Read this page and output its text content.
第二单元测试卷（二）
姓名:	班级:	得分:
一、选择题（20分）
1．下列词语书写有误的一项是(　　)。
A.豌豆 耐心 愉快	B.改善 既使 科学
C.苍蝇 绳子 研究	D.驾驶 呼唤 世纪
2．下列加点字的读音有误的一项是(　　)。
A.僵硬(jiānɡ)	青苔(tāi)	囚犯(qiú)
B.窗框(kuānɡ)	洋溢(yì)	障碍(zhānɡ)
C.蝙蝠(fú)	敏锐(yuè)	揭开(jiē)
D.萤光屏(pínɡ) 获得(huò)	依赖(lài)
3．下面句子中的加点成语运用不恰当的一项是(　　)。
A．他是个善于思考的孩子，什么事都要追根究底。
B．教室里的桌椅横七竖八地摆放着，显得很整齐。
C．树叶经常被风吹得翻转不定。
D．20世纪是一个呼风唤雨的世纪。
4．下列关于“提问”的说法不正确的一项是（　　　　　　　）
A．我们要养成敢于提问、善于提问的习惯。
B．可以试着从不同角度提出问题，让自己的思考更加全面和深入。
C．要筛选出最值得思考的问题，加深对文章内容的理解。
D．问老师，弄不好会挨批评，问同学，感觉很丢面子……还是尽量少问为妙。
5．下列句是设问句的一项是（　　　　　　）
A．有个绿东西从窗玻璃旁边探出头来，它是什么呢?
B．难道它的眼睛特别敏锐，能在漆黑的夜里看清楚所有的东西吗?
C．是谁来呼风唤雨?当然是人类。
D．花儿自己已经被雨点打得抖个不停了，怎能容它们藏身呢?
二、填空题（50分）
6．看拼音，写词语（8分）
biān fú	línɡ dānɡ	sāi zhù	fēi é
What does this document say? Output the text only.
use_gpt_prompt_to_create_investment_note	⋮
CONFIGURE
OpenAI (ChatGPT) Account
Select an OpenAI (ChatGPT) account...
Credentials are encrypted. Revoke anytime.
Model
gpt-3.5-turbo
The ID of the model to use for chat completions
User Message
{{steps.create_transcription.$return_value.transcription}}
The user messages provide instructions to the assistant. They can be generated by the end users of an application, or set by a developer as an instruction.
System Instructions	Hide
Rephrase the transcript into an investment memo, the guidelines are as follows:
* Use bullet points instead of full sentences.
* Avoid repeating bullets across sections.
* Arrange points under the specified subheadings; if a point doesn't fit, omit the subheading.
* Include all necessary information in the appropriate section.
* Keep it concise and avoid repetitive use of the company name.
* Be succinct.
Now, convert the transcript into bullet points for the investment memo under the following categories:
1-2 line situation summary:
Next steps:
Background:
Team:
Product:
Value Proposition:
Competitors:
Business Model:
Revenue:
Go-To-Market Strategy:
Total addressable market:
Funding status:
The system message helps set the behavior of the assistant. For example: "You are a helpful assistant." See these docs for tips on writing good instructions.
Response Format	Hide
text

### EXERCISE BRIEF
Only the number is needed: state how many lines in the listing contain "assistant".

### ANSWER FOR THE TASK
2